__Objective__: Output all the data exactly. Pictures do not belong in the copy.

__Material for this task__:
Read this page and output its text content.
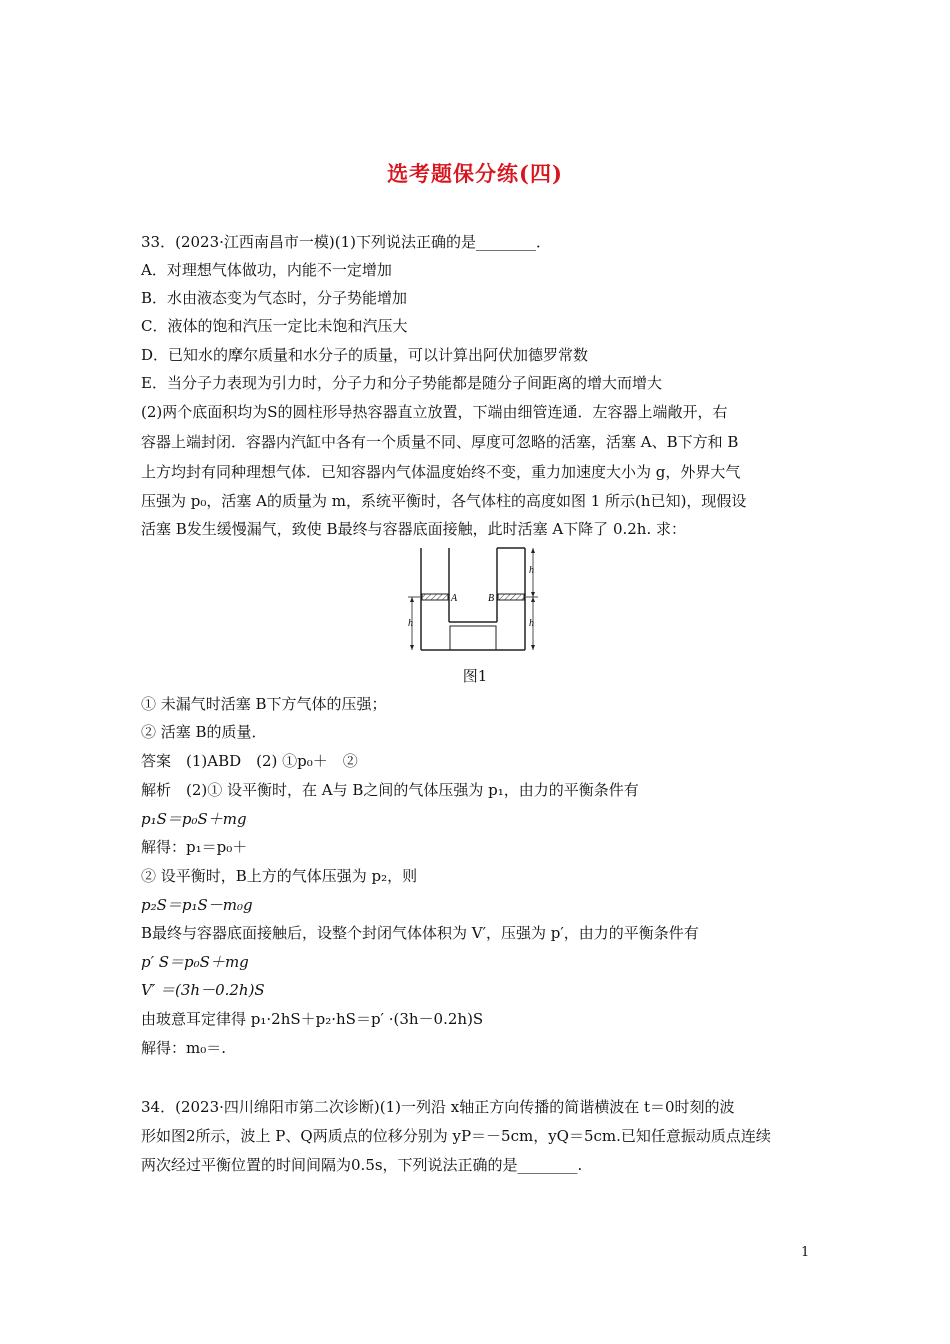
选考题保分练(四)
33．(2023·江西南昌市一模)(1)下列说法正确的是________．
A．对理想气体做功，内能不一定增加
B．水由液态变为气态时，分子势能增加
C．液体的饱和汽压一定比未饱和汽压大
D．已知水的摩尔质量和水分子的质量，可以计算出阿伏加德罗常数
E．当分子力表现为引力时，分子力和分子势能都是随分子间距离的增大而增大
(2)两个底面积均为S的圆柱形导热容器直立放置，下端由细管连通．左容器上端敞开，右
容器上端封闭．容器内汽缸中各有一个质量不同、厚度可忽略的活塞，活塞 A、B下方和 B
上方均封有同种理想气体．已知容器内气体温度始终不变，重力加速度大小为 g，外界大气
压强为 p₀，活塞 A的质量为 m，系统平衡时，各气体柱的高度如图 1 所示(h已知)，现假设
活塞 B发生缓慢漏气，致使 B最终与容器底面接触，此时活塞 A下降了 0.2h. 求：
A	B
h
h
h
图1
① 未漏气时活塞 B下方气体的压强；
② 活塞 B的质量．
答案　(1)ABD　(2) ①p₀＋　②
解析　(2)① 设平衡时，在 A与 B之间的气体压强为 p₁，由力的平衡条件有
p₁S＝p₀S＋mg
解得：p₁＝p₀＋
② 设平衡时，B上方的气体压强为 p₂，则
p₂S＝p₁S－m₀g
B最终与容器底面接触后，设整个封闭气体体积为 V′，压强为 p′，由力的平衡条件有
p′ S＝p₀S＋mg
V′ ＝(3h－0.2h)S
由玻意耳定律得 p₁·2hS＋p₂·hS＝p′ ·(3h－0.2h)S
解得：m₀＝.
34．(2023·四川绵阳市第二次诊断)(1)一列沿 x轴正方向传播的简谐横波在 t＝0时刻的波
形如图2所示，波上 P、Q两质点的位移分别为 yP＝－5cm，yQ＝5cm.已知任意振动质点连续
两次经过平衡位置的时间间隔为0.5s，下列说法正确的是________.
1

__Reply__:
Read this page and output its text content.
选考题保分练(四)
33．(2023·江西南昌市一模)(1)下列说法正确的是________．
A．对理想气体做功，内能不一定增加
B．水由液态变为气态时，分子势能增加
C．液体的饱和汽压一定比未饱和汽压大
D．已知水的摩尔质量和水分子的质量，可以计算出阿伏加德罗常数
E．当分子力表现为引力时，分子力和分子势能都是随分子间距离的增大而增大
(2)两个底面积均为S的圆柱形导热容器直立放置，下端由细管连通．左容器上端敞开，右
容器上端封闭．容器内汽缸中各有一个质量不同、厚度可忽略的活塞，活塞 A、B下方和 B
上方均封有同种理想气体．已知容器内气体温度始终不变，重力加速度大小为 g，外界大气
压强为 p₀，活塞 A的质量为 m，系统平衡时，各气体柱的高度如图 1 所示(h已知)，现假设
活塞 B发生缓慢漏气，致使 B最终与容器底面接触，此时活塞 A下降了 0.2h. 求：
A	B
h
h
h
图1
① 未漏气时活塞 B下方气体的压强；
② 活塞 B的质量．
答案　(1)ABD　(2) ①p₀＋　②
解析　(2)① 设平衡时，在 A与 B之间的气体压强为 p₁，由力的平衡条件有
p₁S＝p₀S＋mg
解得：p₁＝p₀＋
② 设平衡时，B上方的气体压强为 p₂，则
p₂S＝p₁S－m₀g
B最终与容器底面接触后，设整个封闭气体体积为 V′，压强为 p′，由力的平衡条件有
p′ S＝p₀S＋mg
V′ ＝(3h－0.2h)S
由玻意耳定律得 p₁·2hS＋p₂·hS＝p′ ·(3h－0.2h)S
解得：m₀＝.
34．(2023·四川绵阳市第二次诊断)(1)一列沿 x轴正方向传播的简谐横波在 t＝0时刻的波
形如图2所示，波上 P、Q两质点的位移分别为 yP＝－5cm，yQ＝5cm.已知任意振动质点连续
两次经过平衡位置的时间间隔为0.5s，下列说法正确的是________.
1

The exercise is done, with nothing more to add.